Structured figure records
++++

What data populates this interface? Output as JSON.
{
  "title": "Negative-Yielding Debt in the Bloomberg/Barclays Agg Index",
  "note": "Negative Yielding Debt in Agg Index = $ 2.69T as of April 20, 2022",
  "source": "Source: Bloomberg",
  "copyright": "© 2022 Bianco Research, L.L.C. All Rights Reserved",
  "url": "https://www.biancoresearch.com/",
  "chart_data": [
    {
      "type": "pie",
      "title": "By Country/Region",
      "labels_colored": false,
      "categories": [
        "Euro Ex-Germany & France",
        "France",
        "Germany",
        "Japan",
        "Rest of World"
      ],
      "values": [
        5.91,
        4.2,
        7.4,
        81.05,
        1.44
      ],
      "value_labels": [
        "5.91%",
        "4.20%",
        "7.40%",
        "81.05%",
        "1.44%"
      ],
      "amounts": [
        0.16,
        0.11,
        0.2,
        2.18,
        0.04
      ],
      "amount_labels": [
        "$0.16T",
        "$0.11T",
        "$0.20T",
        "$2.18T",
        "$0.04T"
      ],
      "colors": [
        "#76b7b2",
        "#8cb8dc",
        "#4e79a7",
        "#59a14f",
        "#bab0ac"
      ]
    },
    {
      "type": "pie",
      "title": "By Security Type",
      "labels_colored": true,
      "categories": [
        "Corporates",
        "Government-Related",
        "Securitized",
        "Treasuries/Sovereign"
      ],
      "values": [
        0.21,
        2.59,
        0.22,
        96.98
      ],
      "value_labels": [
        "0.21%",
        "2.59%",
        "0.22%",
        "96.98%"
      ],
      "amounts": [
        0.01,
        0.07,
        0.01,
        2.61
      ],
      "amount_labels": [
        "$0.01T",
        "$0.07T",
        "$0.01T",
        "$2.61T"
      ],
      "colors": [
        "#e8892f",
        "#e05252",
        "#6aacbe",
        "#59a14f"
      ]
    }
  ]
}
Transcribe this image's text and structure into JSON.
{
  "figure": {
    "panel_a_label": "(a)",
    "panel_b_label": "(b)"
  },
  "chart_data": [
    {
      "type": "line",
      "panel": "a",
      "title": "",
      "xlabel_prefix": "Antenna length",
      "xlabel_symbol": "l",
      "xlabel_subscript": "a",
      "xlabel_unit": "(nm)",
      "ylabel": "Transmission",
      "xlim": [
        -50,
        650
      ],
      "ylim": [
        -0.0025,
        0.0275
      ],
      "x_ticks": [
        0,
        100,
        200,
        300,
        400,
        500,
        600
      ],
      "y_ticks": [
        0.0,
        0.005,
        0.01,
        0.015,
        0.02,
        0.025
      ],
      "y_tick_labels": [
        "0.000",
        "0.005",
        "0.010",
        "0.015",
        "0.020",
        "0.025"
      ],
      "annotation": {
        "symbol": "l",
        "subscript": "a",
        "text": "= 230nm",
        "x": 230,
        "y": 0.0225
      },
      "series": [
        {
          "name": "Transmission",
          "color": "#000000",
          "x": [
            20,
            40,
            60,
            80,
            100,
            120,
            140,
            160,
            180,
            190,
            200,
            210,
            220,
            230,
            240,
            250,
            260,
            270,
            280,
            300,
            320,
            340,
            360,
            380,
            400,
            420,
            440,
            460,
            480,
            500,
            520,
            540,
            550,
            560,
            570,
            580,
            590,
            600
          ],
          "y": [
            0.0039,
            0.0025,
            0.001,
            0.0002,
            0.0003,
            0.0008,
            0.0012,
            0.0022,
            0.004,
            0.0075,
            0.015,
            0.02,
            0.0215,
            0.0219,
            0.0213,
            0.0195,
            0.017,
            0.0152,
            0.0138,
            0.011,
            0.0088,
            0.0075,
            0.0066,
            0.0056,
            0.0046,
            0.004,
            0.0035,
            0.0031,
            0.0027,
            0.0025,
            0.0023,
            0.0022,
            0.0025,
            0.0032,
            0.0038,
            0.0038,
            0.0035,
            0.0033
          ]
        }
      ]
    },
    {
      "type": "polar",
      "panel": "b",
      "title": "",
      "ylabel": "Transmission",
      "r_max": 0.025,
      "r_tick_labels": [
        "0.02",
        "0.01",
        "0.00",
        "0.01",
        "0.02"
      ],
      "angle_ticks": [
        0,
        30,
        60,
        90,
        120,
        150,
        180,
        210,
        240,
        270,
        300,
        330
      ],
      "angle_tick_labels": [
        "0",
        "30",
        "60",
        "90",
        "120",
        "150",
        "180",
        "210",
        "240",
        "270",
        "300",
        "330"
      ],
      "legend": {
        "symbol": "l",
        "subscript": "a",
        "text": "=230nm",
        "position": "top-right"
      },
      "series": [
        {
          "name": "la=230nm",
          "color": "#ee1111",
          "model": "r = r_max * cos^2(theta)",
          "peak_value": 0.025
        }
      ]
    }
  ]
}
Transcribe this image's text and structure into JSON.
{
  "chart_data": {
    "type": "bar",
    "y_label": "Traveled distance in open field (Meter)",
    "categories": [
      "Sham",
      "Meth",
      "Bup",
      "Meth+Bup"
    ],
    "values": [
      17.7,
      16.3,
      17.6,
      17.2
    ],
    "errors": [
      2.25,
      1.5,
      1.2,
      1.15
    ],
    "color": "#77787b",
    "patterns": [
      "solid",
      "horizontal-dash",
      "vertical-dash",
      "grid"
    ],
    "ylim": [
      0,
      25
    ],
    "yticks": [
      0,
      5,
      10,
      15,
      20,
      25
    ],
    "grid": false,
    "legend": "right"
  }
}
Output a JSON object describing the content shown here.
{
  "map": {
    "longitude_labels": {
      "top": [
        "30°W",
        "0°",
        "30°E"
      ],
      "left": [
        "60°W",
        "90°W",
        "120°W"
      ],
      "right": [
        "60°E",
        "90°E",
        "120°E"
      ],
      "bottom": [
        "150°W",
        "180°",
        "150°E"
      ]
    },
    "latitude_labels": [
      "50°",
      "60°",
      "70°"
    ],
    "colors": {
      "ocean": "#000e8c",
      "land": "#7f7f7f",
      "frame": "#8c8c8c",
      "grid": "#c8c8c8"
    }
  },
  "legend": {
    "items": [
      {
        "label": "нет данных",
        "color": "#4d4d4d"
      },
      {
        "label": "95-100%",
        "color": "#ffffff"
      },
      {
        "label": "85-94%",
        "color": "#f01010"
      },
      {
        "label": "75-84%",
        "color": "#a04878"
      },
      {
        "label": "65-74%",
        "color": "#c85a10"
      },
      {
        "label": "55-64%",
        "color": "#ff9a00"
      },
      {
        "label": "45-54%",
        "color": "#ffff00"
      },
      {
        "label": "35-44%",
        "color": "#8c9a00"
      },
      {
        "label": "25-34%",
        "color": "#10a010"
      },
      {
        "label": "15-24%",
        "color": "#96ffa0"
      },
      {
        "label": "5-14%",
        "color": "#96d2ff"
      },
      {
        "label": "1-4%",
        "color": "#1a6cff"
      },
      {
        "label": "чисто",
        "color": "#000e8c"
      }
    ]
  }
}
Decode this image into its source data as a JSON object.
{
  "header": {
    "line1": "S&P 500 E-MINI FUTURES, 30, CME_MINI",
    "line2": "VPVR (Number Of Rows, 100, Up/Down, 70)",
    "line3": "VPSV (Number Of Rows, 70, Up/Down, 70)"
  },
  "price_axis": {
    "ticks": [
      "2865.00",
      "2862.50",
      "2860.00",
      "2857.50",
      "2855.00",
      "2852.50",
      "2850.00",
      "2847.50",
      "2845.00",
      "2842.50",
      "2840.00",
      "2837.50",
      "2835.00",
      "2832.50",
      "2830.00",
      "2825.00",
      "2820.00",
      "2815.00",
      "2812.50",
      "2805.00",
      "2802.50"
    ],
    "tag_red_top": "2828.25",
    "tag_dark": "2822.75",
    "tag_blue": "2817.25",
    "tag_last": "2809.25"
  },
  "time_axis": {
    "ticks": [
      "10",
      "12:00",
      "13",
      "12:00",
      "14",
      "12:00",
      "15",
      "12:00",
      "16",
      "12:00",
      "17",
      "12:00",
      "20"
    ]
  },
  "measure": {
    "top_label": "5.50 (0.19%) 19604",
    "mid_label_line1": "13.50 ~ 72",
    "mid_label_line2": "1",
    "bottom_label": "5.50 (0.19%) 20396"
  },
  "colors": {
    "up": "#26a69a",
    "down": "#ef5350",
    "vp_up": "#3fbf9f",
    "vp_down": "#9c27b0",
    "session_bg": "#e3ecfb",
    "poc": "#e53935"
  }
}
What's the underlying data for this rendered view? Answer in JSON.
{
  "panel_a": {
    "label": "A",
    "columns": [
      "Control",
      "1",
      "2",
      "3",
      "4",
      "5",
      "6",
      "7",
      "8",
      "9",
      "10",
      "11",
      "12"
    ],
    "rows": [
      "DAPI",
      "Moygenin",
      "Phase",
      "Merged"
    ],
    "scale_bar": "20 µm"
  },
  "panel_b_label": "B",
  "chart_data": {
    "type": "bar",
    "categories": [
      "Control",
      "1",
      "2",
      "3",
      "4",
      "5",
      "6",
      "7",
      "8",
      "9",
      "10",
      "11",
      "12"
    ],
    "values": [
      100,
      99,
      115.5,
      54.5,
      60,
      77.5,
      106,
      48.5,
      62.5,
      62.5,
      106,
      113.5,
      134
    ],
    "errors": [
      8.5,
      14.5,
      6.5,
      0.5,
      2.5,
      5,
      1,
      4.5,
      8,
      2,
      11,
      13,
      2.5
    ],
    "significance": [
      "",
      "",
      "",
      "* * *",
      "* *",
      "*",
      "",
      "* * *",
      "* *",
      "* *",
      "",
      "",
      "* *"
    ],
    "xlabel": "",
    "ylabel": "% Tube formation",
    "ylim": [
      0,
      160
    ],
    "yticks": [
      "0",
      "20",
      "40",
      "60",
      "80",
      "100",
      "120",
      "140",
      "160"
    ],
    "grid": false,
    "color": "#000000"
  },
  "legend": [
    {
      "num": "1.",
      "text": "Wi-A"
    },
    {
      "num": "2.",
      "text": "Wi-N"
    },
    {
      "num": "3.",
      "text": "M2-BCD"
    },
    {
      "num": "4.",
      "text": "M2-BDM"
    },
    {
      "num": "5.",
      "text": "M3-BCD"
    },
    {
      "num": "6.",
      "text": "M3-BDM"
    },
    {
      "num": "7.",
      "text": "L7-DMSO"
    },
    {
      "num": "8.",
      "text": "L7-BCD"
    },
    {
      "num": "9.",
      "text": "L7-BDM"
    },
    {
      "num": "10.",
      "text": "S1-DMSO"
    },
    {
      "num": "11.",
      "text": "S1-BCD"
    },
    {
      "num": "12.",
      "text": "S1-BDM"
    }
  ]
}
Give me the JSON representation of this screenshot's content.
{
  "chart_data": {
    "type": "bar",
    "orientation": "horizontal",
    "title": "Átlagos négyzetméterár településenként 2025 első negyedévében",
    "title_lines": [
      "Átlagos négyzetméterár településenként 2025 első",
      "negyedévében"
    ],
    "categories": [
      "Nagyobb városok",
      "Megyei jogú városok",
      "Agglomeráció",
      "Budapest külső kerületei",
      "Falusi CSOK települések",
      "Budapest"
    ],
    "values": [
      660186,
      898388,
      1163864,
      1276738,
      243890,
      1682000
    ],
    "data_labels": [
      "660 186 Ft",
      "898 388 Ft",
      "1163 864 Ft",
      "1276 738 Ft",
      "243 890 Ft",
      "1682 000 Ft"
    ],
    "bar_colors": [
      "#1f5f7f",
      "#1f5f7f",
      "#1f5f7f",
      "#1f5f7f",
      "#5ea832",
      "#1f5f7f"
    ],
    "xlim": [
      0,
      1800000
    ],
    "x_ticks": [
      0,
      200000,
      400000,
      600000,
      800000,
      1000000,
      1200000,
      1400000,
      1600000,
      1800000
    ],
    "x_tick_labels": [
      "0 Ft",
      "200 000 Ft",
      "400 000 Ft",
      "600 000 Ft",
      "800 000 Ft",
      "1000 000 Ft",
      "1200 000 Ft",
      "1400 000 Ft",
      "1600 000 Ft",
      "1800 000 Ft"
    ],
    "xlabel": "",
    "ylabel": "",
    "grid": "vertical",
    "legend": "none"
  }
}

++++

EXERCISE REQUIREMENTS:
Report all lines of the material that contain the word "grid".

SOLUTION BELOW:
      "grid"
    "grid": false,
      "grid": "#c8c8c8"
    "grid": false,
    "grid": "vertical",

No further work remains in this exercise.